## Records shown:
---------------
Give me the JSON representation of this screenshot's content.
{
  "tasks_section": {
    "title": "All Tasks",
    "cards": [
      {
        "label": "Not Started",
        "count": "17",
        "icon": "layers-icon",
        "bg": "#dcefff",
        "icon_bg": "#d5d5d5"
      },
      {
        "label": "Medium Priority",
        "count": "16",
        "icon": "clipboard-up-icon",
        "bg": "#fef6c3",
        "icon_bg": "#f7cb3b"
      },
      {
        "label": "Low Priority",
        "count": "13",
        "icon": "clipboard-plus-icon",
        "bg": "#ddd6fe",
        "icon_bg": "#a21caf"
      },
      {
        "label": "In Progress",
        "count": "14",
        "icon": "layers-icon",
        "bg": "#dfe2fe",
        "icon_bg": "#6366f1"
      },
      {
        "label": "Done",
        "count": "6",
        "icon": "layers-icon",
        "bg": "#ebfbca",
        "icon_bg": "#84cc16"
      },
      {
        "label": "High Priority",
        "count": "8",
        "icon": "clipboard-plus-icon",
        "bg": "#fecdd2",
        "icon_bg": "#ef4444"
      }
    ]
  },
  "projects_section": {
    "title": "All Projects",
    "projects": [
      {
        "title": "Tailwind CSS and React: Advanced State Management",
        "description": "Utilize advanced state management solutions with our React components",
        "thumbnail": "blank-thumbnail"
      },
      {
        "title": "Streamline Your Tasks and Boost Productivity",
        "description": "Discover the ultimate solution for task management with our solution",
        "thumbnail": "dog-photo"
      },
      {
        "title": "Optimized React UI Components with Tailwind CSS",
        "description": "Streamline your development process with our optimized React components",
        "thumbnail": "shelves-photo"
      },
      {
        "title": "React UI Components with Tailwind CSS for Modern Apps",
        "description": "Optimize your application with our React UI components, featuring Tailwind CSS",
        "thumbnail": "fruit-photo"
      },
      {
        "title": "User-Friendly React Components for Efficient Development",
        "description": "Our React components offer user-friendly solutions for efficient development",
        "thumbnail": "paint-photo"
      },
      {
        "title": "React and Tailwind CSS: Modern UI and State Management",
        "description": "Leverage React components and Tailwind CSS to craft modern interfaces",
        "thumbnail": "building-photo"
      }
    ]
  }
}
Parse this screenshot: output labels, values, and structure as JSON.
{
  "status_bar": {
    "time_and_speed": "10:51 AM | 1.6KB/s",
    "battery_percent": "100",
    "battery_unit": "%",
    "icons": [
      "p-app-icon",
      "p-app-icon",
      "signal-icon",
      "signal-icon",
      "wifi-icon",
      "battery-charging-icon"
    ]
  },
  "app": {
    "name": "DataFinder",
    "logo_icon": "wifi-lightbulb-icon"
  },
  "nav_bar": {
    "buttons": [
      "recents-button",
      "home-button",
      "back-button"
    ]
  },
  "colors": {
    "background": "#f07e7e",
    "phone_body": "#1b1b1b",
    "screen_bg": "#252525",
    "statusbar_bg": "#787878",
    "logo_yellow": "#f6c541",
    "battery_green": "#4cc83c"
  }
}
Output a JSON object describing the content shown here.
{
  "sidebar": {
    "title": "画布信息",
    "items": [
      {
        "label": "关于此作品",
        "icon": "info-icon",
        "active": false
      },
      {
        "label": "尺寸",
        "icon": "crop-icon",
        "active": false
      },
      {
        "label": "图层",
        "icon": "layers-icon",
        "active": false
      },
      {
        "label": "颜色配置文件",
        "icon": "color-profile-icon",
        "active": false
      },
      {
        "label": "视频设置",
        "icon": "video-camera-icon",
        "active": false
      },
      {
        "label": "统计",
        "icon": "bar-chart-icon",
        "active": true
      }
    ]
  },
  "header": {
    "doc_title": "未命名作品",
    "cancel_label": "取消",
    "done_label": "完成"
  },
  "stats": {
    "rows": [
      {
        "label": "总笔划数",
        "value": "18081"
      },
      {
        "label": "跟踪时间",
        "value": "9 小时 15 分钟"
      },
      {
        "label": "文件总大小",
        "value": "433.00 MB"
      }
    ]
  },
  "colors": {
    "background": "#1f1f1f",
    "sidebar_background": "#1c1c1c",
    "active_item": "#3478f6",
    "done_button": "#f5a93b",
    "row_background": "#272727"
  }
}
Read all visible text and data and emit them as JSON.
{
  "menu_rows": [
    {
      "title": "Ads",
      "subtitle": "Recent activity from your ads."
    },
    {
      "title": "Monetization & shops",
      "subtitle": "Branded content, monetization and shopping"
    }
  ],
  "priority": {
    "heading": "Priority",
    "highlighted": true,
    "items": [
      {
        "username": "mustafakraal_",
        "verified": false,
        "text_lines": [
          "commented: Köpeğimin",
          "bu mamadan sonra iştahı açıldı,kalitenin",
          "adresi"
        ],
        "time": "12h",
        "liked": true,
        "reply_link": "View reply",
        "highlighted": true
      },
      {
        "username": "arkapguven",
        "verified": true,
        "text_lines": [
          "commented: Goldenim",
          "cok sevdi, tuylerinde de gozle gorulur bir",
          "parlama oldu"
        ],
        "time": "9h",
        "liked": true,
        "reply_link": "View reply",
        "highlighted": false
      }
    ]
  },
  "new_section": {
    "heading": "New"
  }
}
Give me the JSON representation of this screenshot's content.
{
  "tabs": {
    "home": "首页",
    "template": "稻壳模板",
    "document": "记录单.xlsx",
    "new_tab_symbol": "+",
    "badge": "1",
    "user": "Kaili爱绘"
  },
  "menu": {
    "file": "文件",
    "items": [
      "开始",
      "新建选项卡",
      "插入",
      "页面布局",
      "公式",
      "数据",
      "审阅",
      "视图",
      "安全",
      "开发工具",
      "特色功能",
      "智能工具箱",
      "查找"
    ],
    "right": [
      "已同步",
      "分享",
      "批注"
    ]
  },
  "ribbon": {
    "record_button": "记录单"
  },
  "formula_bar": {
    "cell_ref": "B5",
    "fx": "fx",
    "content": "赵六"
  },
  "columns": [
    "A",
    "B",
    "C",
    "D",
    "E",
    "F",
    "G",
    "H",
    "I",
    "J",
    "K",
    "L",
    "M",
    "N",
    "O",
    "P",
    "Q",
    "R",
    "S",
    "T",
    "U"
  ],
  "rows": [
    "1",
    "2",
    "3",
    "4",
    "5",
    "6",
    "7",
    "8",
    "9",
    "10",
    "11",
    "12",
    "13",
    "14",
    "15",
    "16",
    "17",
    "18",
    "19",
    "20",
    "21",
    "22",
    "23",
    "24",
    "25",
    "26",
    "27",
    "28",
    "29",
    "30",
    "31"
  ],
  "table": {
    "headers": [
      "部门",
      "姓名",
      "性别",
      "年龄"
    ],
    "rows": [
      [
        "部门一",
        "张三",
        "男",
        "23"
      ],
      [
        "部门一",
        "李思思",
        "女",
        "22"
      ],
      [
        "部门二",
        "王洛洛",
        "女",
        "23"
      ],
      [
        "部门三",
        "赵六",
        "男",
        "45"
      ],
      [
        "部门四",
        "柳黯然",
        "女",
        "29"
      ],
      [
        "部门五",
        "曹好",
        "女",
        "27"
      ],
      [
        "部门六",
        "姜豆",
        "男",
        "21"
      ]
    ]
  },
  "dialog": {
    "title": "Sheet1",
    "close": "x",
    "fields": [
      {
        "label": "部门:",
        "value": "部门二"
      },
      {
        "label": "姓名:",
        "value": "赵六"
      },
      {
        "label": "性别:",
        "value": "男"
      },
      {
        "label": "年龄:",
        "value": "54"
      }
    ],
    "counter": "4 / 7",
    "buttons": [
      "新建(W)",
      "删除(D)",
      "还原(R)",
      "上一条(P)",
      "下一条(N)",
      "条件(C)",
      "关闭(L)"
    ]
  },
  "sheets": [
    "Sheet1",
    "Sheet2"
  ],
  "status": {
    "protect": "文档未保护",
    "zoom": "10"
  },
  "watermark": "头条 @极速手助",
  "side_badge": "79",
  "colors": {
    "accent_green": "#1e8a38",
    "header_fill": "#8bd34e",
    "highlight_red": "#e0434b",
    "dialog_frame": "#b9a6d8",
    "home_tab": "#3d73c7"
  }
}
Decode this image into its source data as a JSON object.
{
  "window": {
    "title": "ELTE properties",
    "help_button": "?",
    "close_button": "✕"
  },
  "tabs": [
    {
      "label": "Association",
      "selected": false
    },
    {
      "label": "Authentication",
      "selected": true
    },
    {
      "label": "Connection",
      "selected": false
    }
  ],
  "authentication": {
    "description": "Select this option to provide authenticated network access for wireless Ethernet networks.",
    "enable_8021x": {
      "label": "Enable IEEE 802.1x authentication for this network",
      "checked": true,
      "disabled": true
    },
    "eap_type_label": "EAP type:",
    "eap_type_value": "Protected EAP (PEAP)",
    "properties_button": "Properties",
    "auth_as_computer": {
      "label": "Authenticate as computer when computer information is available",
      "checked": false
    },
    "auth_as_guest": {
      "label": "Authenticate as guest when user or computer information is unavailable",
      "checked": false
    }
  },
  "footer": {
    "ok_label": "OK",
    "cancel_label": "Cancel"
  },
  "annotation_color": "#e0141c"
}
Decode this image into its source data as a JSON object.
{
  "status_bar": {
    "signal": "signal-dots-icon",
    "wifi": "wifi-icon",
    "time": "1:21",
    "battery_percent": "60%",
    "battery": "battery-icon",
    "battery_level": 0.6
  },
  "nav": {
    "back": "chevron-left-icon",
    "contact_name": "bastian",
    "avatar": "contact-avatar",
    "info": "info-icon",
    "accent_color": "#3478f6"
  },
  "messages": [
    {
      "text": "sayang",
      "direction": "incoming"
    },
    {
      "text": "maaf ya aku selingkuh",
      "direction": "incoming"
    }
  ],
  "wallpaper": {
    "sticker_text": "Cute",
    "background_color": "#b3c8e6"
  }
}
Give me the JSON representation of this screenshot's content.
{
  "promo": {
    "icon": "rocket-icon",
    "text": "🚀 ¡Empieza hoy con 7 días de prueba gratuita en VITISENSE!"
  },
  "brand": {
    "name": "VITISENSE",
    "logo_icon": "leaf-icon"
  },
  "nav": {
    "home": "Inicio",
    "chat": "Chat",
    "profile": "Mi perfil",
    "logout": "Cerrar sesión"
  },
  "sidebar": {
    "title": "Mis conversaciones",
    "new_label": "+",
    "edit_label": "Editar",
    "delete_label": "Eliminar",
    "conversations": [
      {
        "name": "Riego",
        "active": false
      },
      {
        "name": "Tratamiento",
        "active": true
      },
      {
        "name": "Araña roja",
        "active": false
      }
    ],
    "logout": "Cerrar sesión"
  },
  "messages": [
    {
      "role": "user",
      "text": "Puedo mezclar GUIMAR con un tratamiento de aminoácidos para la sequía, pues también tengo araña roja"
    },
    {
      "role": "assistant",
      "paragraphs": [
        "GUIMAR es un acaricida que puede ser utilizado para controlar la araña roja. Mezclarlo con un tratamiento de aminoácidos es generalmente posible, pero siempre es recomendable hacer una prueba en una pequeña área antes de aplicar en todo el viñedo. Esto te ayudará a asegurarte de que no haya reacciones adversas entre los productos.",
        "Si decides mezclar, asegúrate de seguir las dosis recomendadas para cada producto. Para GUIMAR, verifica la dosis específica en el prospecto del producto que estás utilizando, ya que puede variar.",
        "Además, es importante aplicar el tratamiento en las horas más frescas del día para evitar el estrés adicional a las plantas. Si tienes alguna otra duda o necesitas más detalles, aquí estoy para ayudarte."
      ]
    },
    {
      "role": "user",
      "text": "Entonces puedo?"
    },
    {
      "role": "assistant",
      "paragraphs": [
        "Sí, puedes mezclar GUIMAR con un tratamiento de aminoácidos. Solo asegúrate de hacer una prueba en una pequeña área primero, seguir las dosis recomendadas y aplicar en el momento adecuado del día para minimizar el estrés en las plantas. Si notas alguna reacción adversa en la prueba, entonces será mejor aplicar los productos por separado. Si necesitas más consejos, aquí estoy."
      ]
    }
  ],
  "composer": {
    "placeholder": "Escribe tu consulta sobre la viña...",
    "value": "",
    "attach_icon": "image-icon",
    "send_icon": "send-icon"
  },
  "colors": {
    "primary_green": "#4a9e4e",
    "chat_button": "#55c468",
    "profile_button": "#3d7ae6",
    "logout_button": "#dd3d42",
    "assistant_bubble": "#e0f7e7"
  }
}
---------------
## Task directions:
Select every line in the material above where the string "Streamline" occurs, and copy it.

## Answer to this exercise:
        "title": "Streamline Your Tasks and Boost Productivity",
        "description": "Streamline your development process with our optimized React components",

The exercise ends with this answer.